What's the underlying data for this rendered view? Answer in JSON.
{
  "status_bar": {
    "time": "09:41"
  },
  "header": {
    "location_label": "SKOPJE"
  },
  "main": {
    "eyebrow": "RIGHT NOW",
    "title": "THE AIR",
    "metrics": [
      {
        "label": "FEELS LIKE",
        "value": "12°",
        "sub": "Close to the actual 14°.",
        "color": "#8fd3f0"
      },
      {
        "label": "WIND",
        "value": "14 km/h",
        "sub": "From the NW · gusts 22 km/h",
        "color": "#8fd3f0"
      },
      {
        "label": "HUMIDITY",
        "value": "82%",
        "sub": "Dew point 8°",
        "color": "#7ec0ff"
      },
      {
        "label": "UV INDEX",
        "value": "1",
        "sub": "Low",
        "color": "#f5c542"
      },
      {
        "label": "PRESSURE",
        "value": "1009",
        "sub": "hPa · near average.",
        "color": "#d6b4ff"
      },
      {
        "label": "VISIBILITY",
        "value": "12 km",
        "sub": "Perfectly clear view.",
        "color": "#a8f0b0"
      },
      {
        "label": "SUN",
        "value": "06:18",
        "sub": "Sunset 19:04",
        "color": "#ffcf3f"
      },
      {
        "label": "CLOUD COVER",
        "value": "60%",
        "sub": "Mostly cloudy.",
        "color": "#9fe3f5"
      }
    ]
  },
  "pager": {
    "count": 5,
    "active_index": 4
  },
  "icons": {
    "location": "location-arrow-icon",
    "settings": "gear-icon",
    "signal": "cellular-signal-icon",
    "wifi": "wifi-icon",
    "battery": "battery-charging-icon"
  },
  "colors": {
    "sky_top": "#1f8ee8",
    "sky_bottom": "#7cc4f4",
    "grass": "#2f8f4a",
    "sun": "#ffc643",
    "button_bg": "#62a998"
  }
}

○ ○ ○ ○

> _Task details_:
Your task is to output the full set of records exactly as presented.

> _Solved problem_:
What's the underlying data for this rendered view? Answer in JSON.
{
  "status_bar": {
    "time": "09:41"
  },
  "header": {
    "location_label": "SKOPJE"
  },
  "main": {
    "eyebrow": "RIGHT NOW",
    "title": "THE AIR",
    "metrics": [
      {
        "label": "FEELS LIKE",
        "value": "12°",
        "sub": "Close to the actual 14°.",
        "color": "#8fd3f0"
      },
      {
        "label": "WIND",
        "value": "14 km/h",
        "sub": "From the NW · gusts 22 km/h",
        "color": "#8fd3f0"
      },
      {
        "label": "HUMIDITY",
        "value": "82%",
        "sub": "Dew point 8°",
        "color": "#7ec0ff"
      },
      {
        "label": "UV INDEX",
        "value": "1",
        "sub": "Low",
        "color": "#f5c542"
      },
      {
        "label": "PRESSURE",
        "value": "1009",
        "sub": "hPa · near average.",
        "color": "#d6b4ff"
      },
      {
        "label": "VISIBILITY",
        "value": "12 km",
        "sub": "Perfectly clear view.",
        "color": "#a8f0b0"
      },
      {
        "label": "SUN",
        "value": "06:18",
        "sub": "Sunset 19:04",
        "color": "#ffcf3f"
      },
      {
        "label": "CLOUD COVER",
        "value": "60%",
        "sub": "Mostly cloudy.",
        "color": "#9fe3f5"
      }
    ]
  },
  "pager": {
    "count": 5,
    "active_index": 4
  },
  "icons": {
    "location": "location-arrow-icon",
    "settings": "gear-icon",
    "signal": "cellular-signal-icon",
    "wifi": "wifi-icon",
    "battery": "battery-charging-icon"
  },
  "colors": {
    "sky_top": "#1f8ee8",
    "sky_bottom": "#7cc4f4",
    "grass": "#2f8f4a",
    "sun": "#ffc643",
    "button_bg": "#62a998"
  }
}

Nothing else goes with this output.